> [EXERCISE]: Write out the records word for word, with no pictures.
----------
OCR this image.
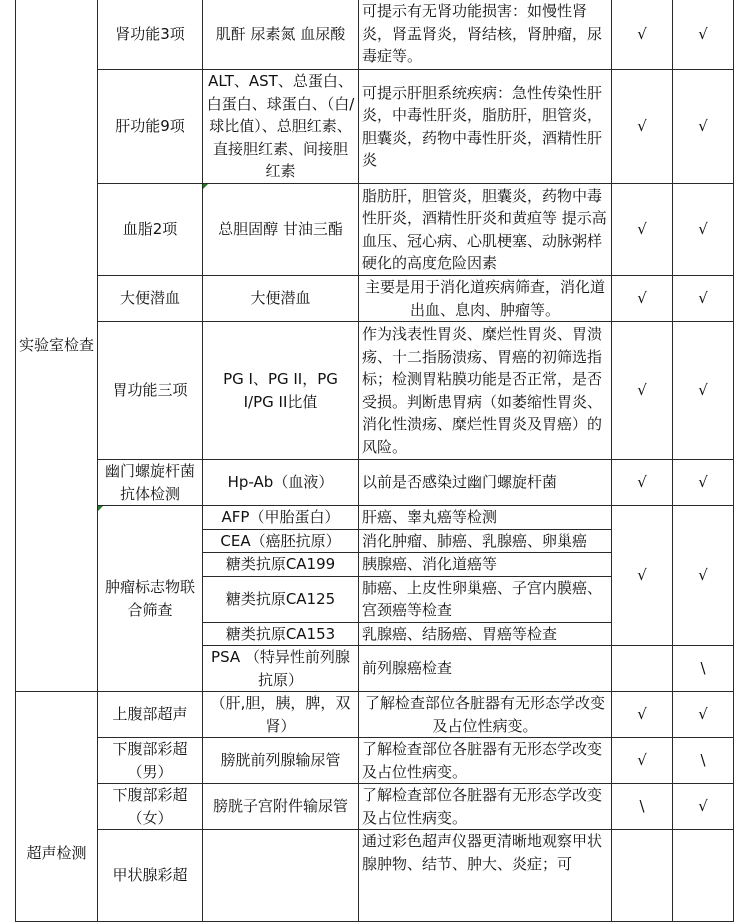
实验室检查	肾功能3项	肌酐 尿素氮 血尿酸	可提示有无肾功能损害：如慢性肾炎，肾盂肾炎，肾结核，肾肿瘤，尿毒症等。	√	√
	肝功能9项	ALT、AST、总蛋白、白蛋白、球蛋白、（白/球比值）、总胆红素、直接胆红素、间接胆红素	可提示肝胆系统疾病：急性传染性肝炎，中毒性肝炎，脂肪肝，胆管炎，胆囊炎，药物中毒性肝炎，酒精性肝炎	√	√
	血脂2项	总胆固醇 甘油三酯	脂肪肝，胆管炎，胆囊炎，药物中毒性肝炎，酒精性肝炎和黄疸等 提示高血压、冠心病、心肌梗塞、动脉粥样硬化的高度危险因素	√	√
	大便潜血	大便潜血	主要是用于消化道疾病筛查，消化道出血、息肉、肿瘤等。	√	√
	胃功能三项	PG I、PG II，PG I/PG II比值	作为浅表性胃炎、糜烂性胃炎、胃溃疡、十二指肠溃疡、胃癌的初筛选指标；检测胃粘膜功能是否正常，是否受损。判断患胃病（如萎缩性胃炎、消化性溃疡、糜烂性胃炎及胃癌）的风险。	√	√
	幽门螺旋杆菌抗体检测	Hp-Ab（血液）	以前是否感染过幽门螺旋杆菌	√	√
	肿瘤标志物联合筛查	AFP（甲胎蛋白）	肝癌、睾丸癌等检测	√	√
		CEA（癌胚抗原）	消化肿瘤、肺癌、乳腺癌、卵巢癌		
		糖类抗原CA199	胰腺癌、消化道癌等		
		糖类抗原CA125	肺癌、上皮性卵巢癌、子宫内膜癌、宫颈癌等检查		
		糖类抗原CA153	乳腺癌、结肠癌、胃癌等检查		
		PSA （特异性前列腺抗原）	前列腺癌检查		\
超声检测	上腹部超声	（肝,胆，胰，脾，双肾）	了解检查部位各脏器有无形态学改变及占位性病变。	√	√
	下腹部彩超（男）	膀胱前列腺输尿管	了解检查部位各脏器有无形态学改变及占位性病变。	√	\
	下腹部彩超（女）	膀胱子宫附件输尿管	了解检查部位各脏器有无形态学改变及占位性病变。	\	√
	甲状腺彩超		通过彩色超声仪器更清晰地观察甲状腺肿物、结节、肿大、炎症；可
----------
> [SOLUTION]:
OCR this image.
实验室检查	肾功能3项	肌酐 尿素氮 血尿酸	可提示有无肾功能损害：如慢性肾炎，肾盂肾炎，肾结核，肾肿瘤，尿毒症等。	√	√
	肝功能9项	ALT、AST、总蛋白、白蛋白、球蛋白、（白/球比值）、总胆红素、直接胆红素、间接胆红素	可提示肝胆系统疾病：急性传染性肝炎，中毒性肝炎，脂肪肝，胆管炎，胆囊炎，药物中毒性肝炎，酒精性肝炎	√	√
	血脂2项	总胆固醇 甘油三酯	脂肪肝，胆管炎，胆囊炎，药物中毒性肝炎，酒精性肝炎和黄疸等 提示高血压、冠心病、心肌梗塞、动脉粥样硬化的高度危险因素	√	√
	大便潜血	大便潜血	主要是用于消化道疾病筛查，消化道出血、息肉、肿瘤等。	√	√
	胃功能三项	PG I、PG II，PG I/PG II比值	作为浅表性胃炎、糜烂性胃炎、胃溃疡、十二指肠溃疡、胃癌的初筛选指标；检测胃粘膜功能是否正常，是否受损。判断患胃病（如萎缩性胃炎、消化性溃疡、糜烂性胃炎及胃癌）的风险。	√	√
	幽门螺旋杆菌抗体检测	Hp-Ab（血液）	以前是否感染过幽门螺旋杆菌	√	√
	肿瘤标志物联合筛查	AFP（甲胎蛋白）	肝癌、睾丸癌等检测	√	√
		CEA（癌胚抗原）	消化肿瘤、肺癌、乳腺癌、卵巢癌		
		糖类抗原CA199	胰腺癌、消化道癌等		
		糖类抗原CA125	肺癌、上皮性卵巢癌、子宫内膜癌、宫颈癌等检查		
		糖类抗原CA153	乳腺癌、结肠癌、胃癌等检查		
		PSA （特异性前列腺抗原）	前列腺癌检查		\
超声检测	上腹部超声	（肝,胆，胰，脾，双肾）	了解检查部位各脏器有无形态学改变及占位性病变。	√	√
	下腹部彩超（男）	膀胱前列腺输尿管	了解检查部位各脏器有无形态学改变及占位性病变。	√	\
	下腹部彩超（女）	膀胱子宫附件输尿管	了解检查部位各脏器有无形态学改变及占位性病变。	\	√
	甲状腺彩超		通过彩色超声仪器更清晰地观察甲状腺肿物、结节、肿大、炎症；可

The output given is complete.